- [What is being asked]
Check every line of the data below for the string "they", and copy the ones that hold it.

★ ★ ★

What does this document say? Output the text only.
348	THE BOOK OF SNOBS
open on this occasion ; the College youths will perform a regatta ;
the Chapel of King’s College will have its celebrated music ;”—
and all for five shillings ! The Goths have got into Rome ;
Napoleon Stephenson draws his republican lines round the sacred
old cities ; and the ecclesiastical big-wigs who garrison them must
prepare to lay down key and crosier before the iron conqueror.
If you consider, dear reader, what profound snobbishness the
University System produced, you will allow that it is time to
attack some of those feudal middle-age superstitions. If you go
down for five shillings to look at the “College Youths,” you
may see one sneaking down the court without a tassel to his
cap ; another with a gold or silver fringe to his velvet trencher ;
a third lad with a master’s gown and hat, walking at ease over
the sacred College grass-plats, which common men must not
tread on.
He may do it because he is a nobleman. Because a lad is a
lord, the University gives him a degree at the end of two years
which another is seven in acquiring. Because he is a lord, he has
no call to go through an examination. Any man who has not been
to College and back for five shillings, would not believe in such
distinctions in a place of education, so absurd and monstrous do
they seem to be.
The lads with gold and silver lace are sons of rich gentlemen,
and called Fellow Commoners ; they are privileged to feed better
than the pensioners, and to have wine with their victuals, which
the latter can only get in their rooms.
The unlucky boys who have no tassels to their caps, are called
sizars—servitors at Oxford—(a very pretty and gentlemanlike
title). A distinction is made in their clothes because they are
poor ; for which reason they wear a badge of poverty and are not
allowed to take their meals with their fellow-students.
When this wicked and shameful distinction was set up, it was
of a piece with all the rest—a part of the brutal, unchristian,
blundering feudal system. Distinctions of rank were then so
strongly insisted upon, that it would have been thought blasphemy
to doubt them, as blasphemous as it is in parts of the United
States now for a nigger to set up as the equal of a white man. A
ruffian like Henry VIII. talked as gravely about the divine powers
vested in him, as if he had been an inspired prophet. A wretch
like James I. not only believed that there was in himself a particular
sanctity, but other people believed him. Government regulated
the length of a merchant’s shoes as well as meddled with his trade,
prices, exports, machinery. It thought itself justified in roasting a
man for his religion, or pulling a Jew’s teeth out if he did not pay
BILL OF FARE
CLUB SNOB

★ ★ ★

- [Completed exercise]
they seem to be.
and called Fellow Commoners ; they are privileged to feed better
title). A distinction is made in their clothes because they are
poor ; for which reason they wear a badge of poverty and are not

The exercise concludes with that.